## [GIVEN EXERCISE]
Copy all lines holding the word "FREE" from the entries.
Start of DATA FOR THE TASK
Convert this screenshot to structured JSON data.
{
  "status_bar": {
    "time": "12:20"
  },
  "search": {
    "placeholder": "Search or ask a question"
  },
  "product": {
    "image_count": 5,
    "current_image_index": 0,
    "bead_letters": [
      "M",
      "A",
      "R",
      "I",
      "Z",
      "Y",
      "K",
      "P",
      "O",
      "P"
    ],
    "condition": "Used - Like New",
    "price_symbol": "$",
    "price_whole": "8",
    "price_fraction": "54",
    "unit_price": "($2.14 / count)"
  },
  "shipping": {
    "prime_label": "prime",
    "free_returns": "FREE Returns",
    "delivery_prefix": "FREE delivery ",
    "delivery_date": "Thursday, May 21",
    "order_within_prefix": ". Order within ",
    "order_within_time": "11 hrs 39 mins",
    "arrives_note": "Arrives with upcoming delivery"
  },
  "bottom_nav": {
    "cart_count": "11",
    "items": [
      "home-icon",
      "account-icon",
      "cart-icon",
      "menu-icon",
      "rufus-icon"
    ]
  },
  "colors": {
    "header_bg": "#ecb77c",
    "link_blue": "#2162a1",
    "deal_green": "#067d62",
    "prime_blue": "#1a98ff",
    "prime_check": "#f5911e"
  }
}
End of DATA FOR THE TASK
Start of DATA FOR THE TASK
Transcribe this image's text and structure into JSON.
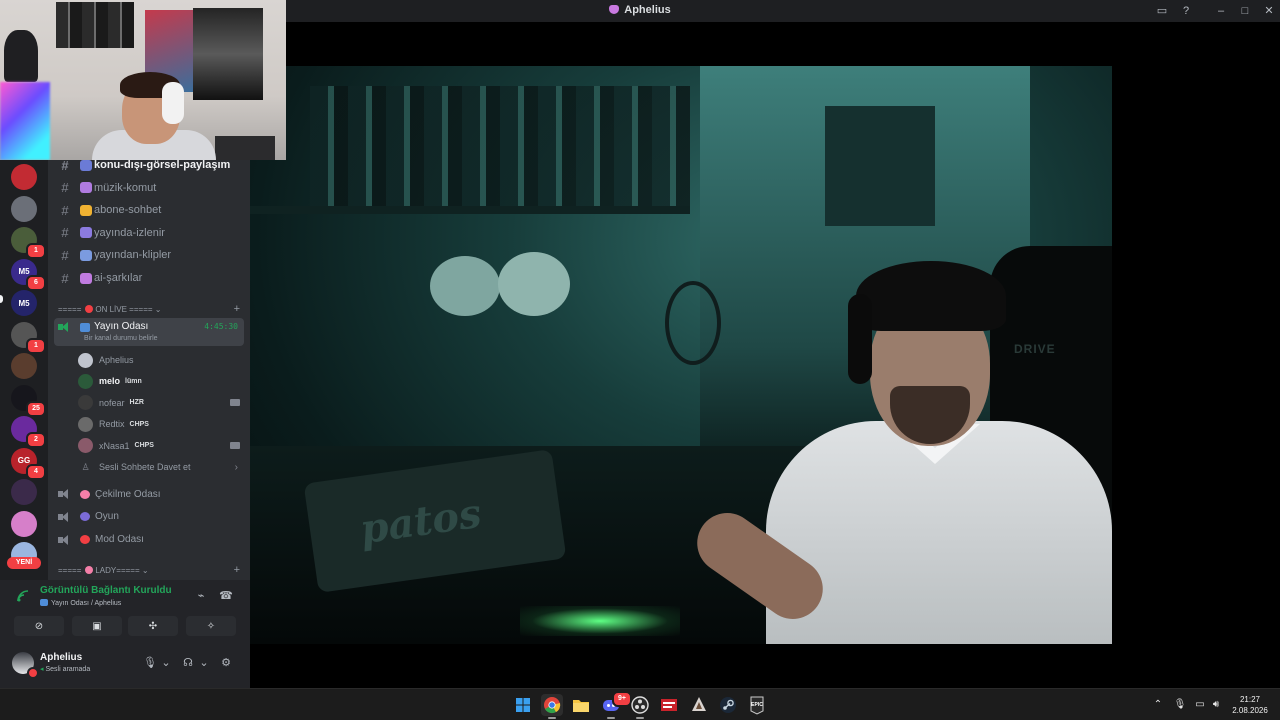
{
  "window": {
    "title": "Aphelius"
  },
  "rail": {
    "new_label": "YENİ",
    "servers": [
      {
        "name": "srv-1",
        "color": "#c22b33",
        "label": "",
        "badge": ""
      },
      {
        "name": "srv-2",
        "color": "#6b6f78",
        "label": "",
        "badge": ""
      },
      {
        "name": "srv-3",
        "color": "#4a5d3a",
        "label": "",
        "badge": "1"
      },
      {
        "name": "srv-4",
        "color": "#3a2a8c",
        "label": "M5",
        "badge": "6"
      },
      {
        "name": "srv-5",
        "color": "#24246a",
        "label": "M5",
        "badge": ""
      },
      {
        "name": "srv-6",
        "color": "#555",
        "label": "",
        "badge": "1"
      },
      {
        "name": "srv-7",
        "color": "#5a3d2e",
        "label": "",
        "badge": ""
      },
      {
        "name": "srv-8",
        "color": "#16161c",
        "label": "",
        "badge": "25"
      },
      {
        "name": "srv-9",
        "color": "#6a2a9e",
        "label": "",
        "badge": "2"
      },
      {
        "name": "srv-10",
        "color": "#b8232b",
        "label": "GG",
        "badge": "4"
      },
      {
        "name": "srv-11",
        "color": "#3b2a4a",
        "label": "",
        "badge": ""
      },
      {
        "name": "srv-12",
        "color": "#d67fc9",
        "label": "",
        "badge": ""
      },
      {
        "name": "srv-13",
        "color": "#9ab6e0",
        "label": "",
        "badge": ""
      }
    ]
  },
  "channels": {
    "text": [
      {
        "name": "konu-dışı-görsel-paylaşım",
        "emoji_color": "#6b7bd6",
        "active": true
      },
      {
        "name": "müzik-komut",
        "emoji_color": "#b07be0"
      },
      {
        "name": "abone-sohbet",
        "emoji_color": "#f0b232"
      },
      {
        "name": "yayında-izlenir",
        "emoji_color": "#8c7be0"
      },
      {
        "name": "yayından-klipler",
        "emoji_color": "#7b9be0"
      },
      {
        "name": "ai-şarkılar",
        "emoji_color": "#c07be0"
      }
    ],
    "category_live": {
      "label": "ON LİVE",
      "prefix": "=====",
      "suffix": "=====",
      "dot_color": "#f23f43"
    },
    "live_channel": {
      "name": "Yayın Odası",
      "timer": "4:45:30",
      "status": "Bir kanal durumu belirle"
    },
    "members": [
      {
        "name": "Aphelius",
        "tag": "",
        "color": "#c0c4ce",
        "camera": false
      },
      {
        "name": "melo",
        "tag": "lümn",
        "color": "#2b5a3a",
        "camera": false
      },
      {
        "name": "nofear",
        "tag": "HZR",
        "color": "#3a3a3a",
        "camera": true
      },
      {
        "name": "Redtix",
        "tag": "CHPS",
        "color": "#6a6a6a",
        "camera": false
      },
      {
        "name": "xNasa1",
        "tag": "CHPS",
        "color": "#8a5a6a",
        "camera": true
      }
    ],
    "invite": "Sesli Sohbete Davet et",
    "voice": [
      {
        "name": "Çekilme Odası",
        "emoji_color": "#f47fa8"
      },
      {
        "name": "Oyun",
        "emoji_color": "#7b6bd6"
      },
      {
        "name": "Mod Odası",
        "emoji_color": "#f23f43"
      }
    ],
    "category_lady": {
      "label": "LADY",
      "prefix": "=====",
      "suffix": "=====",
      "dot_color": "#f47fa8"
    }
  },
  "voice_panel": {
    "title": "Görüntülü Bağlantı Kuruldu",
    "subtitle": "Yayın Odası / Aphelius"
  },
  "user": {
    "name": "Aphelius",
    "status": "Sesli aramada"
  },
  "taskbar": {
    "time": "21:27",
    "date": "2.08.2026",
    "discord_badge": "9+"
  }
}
End of DATA FOR THE TASK
Start of DATA FOR THE TASK
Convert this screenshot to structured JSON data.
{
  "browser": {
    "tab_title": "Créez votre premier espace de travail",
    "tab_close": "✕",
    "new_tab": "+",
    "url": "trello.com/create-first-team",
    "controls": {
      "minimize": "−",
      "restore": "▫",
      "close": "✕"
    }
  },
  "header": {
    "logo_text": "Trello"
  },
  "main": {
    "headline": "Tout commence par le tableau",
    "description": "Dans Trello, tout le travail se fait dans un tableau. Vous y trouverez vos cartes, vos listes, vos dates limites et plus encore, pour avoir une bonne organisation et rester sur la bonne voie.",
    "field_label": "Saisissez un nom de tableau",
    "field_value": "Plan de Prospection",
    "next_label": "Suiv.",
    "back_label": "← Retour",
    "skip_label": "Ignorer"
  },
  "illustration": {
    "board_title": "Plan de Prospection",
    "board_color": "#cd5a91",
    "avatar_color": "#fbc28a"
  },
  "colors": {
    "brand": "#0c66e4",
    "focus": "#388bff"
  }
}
End of DATA FOR THE TASK
## [SOLUTION FOR THIS EXERCISE]
    "free_returns": "FREE Returns",
    "delivery_prefix": "FREE delivery ",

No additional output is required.